→ What you will do:
Copy all the data exactly, except the pictures.

[Records shown]

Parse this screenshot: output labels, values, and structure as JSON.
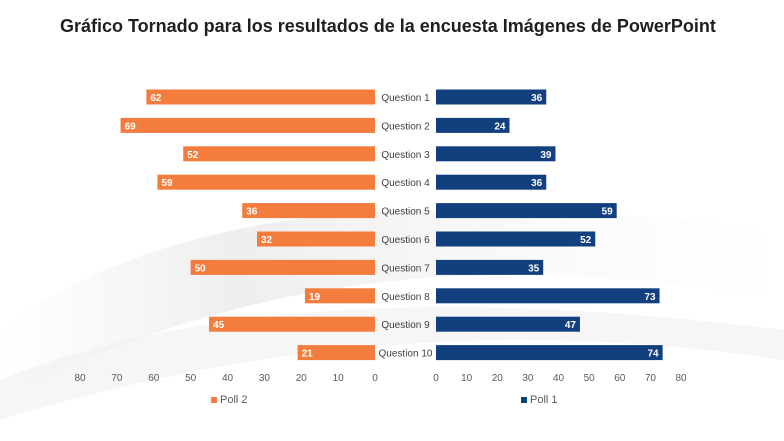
{
  "title": "Gráfico Tornado para los resultados de la encuesta Imágenes de PowerPoint",
  "chart_data": {
    "type": "bar",
    "orientation": "horizontal-tornado",
    "categories": [
      "Question 1",
      "Question 2",
      "Question 3",
      "Question 4",
      "Question 5",
      "Question 6",
      "Question 7",
      "Question 8",
      "Question 9",
      "Question 10"
    ],
    "series": [
      {
        "name": "Poll 2",
        "side": "left",
        "color": "#F47C3C",
        "values": [
          62,
          69,
          52,
          59,
          36,
          32,
          50,
          19,
          45,
          21
        ]
      },
      {
        "name": "Poll 1",
        "side": "right",
        "color": "#123F7E",
        "values": [
          36,
          24,
          39,
          36,
          59,
          52,
          35,
          73,
          47,
          74
        ]
      }
    ],
    "xlim": [
      0,
      80
    ],
    "ticks": [
      0,
      10,
      20,
      30,
      40,
      50,
      60,
      70,
      80
    ],
    "grid": false,
    "legend": "bottom"
  },
  "legend": {
    "left_label": "Poll 2",
    "right_label": "Poll 1"
  }
}
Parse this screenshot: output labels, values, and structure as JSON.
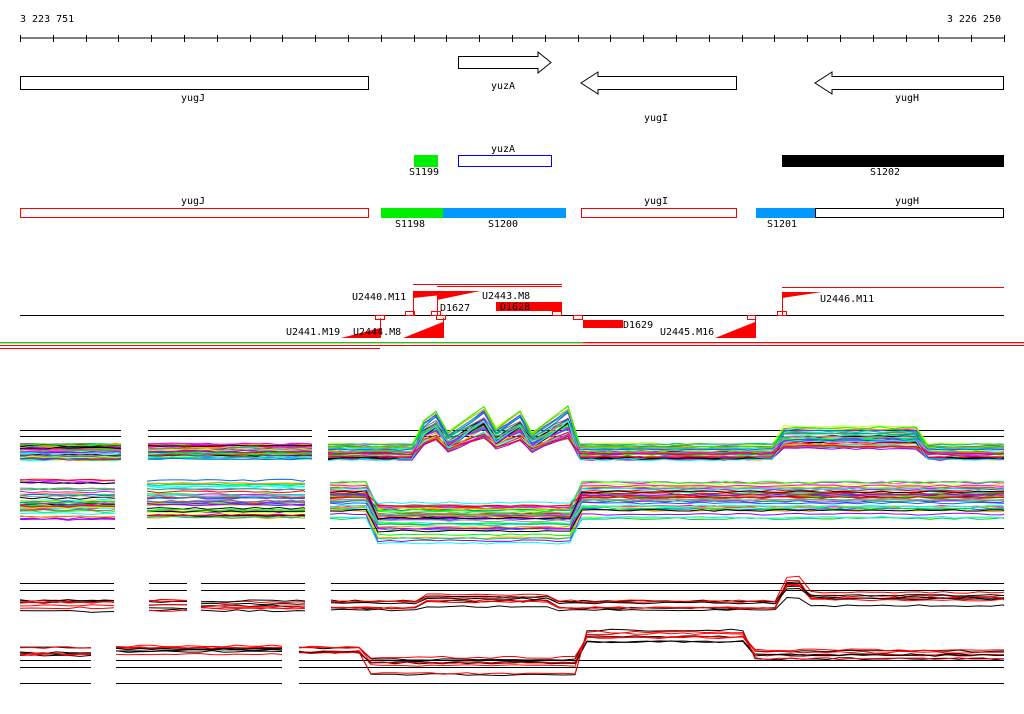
{
  "ruler": {
    "start_label": "3 223 751",
    "end_label": "3 226 250"
  },
  "genes": {
    "yugJ": "yugJ",
    "yuzA": "yuzA",
    "yugI": "yugI",
    "yugH": "yugH"
  },
  "segments_row1": {
    "s1199": "S1199",
    "yuzA": "yuzA",
    "s1202": "S1202"
  },
  "segments_row2": {
    "yugJ": "yugJ",
    "s1198": "S1198",
    "s1200": "S1200",
    "yugI": "yugI",
    "s1201": "S1201",
    "yugH": "yugH"
  },
  "annotations": {
    "u2441": "U2441.M19",
    "u2444": "U2444.M8",
    "u2440": "U2440.M11",
    "u2443": "U2443.M8",
    "d1627": "D1627",
    "d1628": "D1628",
    "d1629": "D1629",
    "u2445": "U2445.M16",
    "u2446": "U2446.M11"
  },
  "colors": {
    "green": "#00ee00",
    "blue": "#0099ff",
    "red": "#ff0000",
    "black": "#000000"
  }
}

[/Records shown]

→ Task response:
Parse this screenshot: output labels, values, and structure as JSON.
{
  "title": "Gráfico Tornado para los resultados de la encuesta Imágenes de PowerPoint",
  "chart_data": {
    "type": "bar",
    "orientation": "horizontal-tornado",
    "categories": [
      "Question 1",
      "Question 2",
      "Question 3",
      "Question 4",
      "Question 5",
      "Question 6",
      "Question 7",
      "Question 8",
      "Question 9",
      "Question 10"
    ],
    "series": [
      {
        "name": "Poll 2",
        "side": "left",
        "color": "#F47C3C",
        "values": [
          62,
          69,
          52,
          59,
          36,
          32,
          50,
          19,
          45,
          21
        ]
      },
      {
        "name": "Poll 1",
        "side": "right",
        "color": "#123F7E",
        "values": [
          36,
          24,
          39,
          36,
          59,
          52,
          35,
          73,
          47,
          74
        ]
      }
    ],
    "xlim": [
      0,
      80
    ],
    "ticks": [
      0,
      10,
      20,
      30,
      40,
      50,
      60,
      70,
      80
    ],
    "grid": false,
    "legend": "bottom"
  },
  "legend": {
    "left_label": "Poll 2",
    "right_label": "Poll 1"
  }
}
Parse this screenshot: output labels, values, and structure as JSON.
{
  "ruler": {
    "start_label": "3 223 751",
    "end_label": "3 226 250"
  },
  "genes": {
    "yugJ": "yugJ",
    "yuzA": "yuzA",
    "yugI": "yugI",
    "yugH": "yugH"
  },
  "segments_row1": {
    "s1199": "S1199",
    "yuzA": "yuzA",
    "s1202": "S1202"
  },
  "segments_row2": {
    "yugJ": "yugJ",
    "s1198": "S1198",
    "s1200": "S1200",
    "yugI": "yugI",
    "s1201": "S1201",
    "yugH": "yugH"
  },
  "annotations": {
    "u2441": "U2441.M19",
    "u2444": "U2444.M8",
    "u2440": "U2440.M11",
    "u2443": "U2443.M8",
    "d1627": "D1627",
    "d1628": "D1628",
    "d1629": "D1629",
    "u2445": "U2445.M16",
    "u2446": "U2446.M11"
  },
  "colors": {
    "green": "#00ee00",
    "blue": "#0099ff",
    "red": "#ff0000",
    "black": "#000000"
  }
}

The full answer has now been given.